■ **The problem**: Collect all lines containing the word "radiocesium" from the data.

[Stored records]
§
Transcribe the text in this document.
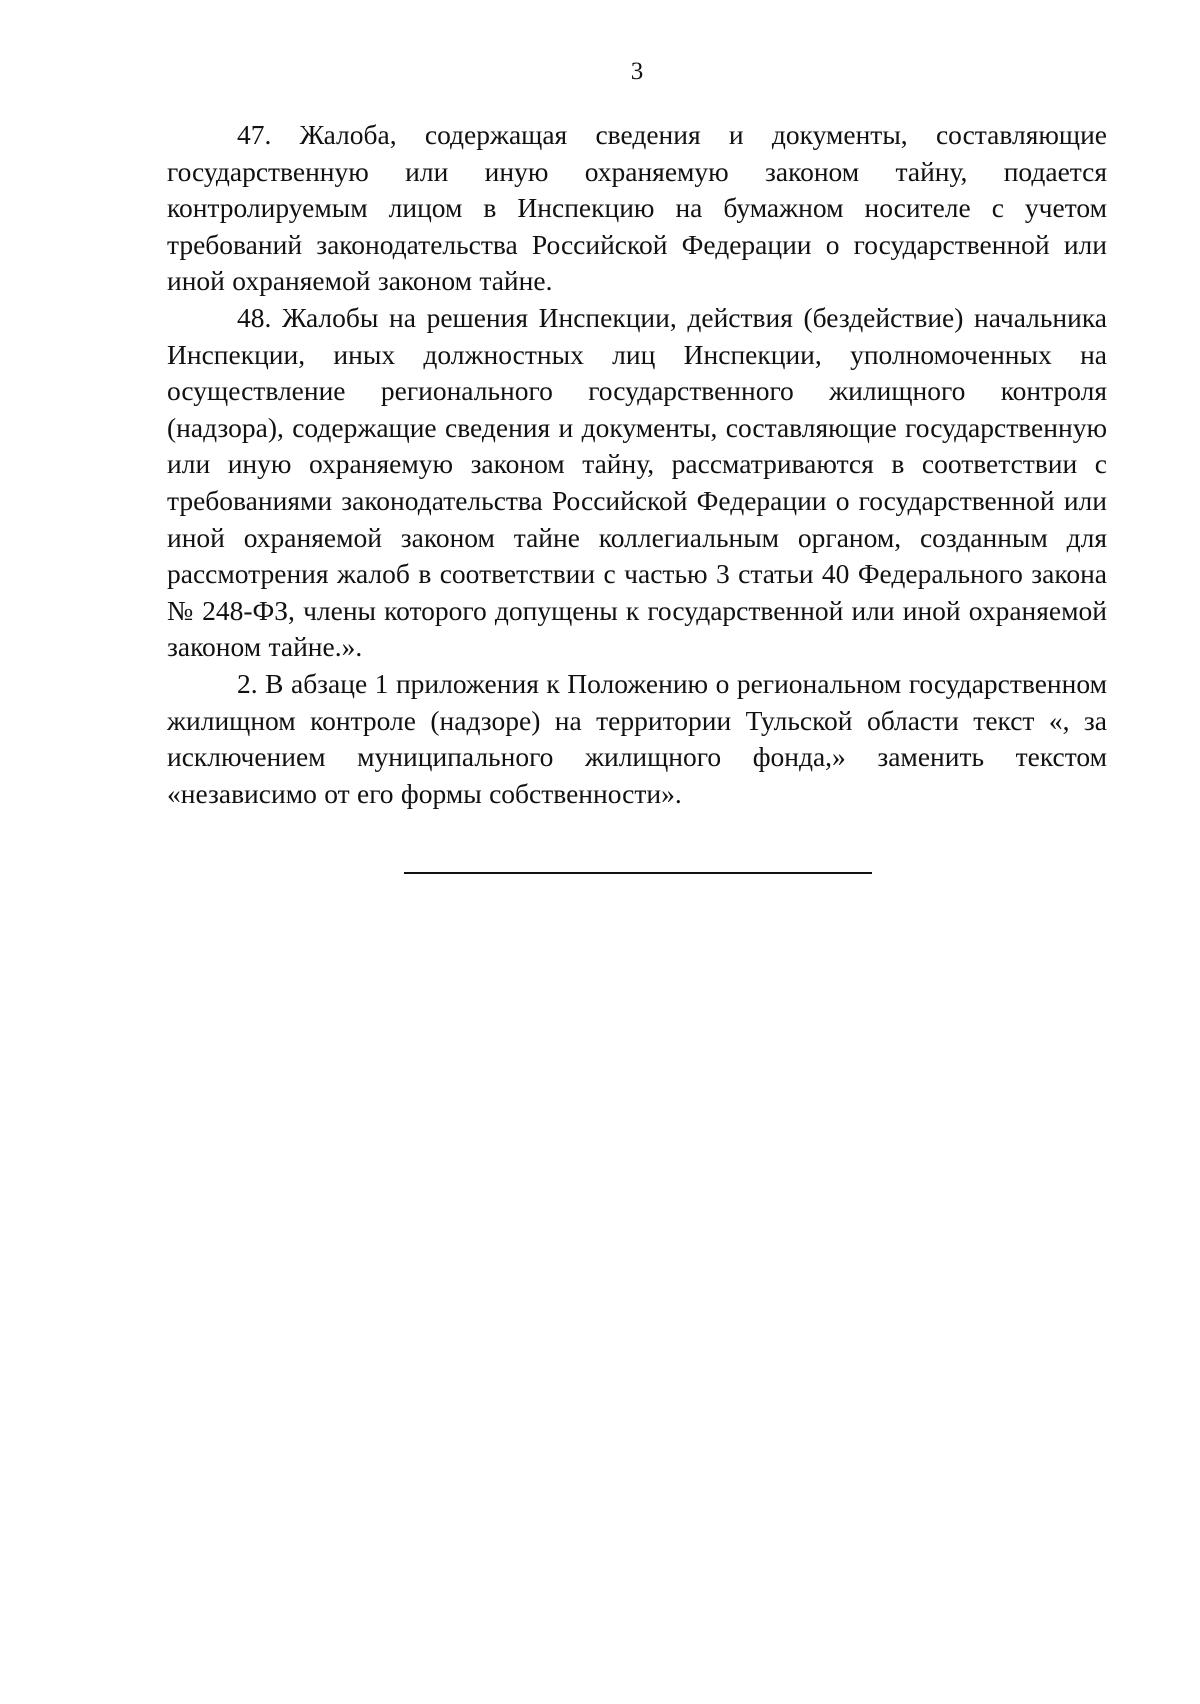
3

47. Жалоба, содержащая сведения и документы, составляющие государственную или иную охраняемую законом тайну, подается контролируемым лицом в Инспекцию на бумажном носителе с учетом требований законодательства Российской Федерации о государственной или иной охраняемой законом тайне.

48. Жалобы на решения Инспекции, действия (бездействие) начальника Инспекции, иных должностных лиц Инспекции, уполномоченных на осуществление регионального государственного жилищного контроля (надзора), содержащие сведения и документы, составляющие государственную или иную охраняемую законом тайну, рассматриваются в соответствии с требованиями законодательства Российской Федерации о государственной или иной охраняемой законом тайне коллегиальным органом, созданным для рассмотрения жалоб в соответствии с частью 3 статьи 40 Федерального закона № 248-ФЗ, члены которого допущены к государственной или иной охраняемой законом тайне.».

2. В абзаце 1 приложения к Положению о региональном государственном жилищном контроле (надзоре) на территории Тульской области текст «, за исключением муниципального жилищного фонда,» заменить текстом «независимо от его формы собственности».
§
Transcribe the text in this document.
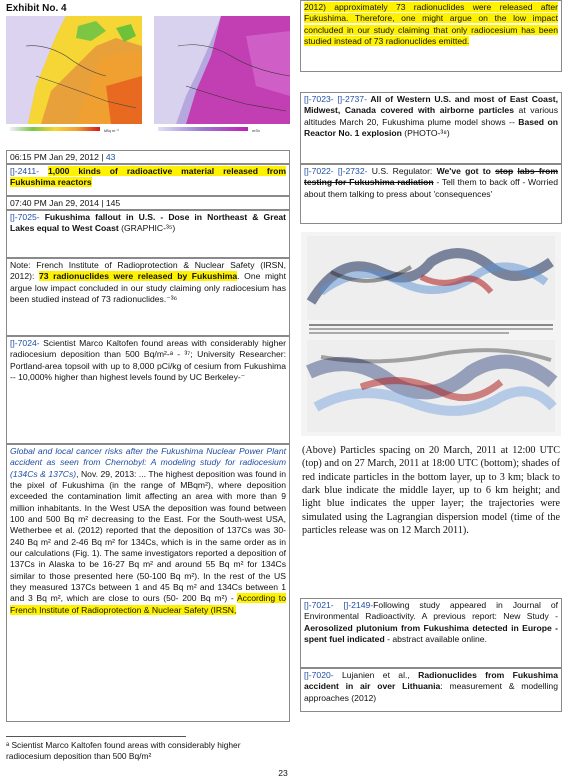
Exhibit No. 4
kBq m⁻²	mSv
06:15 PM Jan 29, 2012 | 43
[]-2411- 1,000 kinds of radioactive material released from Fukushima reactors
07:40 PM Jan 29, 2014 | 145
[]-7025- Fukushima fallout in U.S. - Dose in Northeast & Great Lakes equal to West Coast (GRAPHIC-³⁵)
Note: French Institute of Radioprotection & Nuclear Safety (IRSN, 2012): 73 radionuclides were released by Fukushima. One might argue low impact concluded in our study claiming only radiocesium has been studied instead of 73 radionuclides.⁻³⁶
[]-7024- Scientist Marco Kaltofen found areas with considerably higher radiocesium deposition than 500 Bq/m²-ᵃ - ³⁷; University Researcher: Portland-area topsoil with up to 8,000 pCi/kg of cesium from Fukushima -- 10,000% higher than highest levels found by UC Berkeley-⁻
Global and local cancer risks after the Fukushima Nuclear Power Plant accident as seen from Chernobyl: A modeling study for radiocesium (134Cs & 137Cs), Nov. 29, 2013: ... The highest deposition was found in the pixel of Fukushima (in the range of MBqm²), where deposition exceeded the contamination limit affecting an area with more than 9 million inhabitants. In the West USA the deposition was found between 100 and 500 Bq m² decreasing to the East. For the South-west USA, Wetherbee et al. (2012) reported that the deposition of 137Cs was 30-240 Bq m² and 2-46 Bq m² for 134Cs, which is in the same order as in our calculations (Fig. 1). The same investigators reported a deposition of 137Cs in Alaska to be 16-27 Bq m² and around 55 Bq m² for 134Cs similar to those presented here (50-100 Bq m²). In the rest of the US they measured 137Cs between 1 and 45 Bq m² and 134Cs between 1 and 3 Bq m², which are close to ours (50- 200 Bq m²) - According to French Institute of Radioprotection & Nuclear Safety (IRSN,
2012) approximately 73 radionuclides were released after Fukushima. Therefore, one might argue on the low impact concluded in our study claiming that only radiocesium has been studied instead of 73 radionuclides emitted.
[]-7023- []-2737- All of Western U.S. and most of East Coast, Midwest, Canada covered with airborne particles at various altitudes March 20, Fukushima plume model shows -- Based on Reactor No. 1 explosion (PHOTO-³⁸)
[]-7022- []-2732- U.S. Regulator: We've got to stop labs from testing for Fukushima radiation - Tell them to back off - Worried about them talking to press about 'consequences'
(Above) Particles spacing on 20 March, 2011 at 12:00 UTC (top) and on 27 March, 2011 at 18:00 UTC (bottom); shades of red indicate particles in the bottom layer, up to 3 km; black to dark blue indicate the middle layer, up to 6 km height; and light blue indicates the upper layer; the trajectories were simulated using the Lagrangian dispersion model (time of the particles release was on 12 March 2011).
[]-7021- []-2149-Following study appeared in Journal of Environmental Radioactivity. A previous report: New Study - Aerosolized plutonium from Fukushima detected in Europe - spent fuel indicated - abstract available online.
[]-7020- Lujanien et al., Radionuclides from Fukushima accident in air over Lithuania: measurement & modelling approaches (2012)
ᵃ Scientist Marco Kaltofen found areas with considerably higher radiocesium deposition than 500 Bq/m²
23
§
■ **Result of this task**:
Note: French Institute of Radioprotection & Nuclear Safety (IRSN, 2012): 73 radionuclides were released by Fukushima. One might argue low impact concluded in our study claiming only radiocesium has been studied instead of 73 radionuclides.⁻³⁶
[]-7024- Scientist Marco Kaltofen found areas with considerably higher radiocesium deposition than 500 Bq/m²-ᵃ - ³⁷; University Researcher: Portland-area topsoil with up to 8,000 pCi/kg of cesium from Fukushima -- 10,000% higher than highest levels found by UC Berkeley-⁻
Global and local cancer risks after the Fukushima Nuclear Power Plant accident as seen from Chernobyl: A modeling study for radiocesium (134Cs & 137Cs), Nov. 29, 2013: ... The highest deposition was found in the pixel of Fukushima (in the range of MBqm²), where deposition exceeded the contamination limit affecting an area with more than 9 million inhabitants. In the West USA the deposition was found between 100 and 500 Bq m² decreasing to the East. For the South-west USA, Wetherbee et al. (2012) reported that the deposition of 137Cs was 30-240 Bq m² and 2-46 Bq m² for 134Cs, which is in the same order as in our calculations (Fig. 1). The same investigators reported a deposition of 137Cs in Alaska to be 16-27 Bq m² and around 55 Bq m² for 134Cs similar to those presented here (50-100 Bq m²). In the rest of the US they measured 137Cs between 1 and 45 Bq m² and 134Cs between 1 and 3 Bq m², which are close to ours (50- 200 Bq m²) - According to French Institute of Radioprotection & Nuclear Safety (IRSN,
2012) approximately 73 radionuclides were released after Fukushima. Therefore, one might argue on the low impact concluded in our study claiming that only radiocesium has been studied instead of 73 radionuclides emitted.
ᵃ Scientist Marco Kaltofen found areas with considerably higher radiocesium deposition than 500 Bq/m²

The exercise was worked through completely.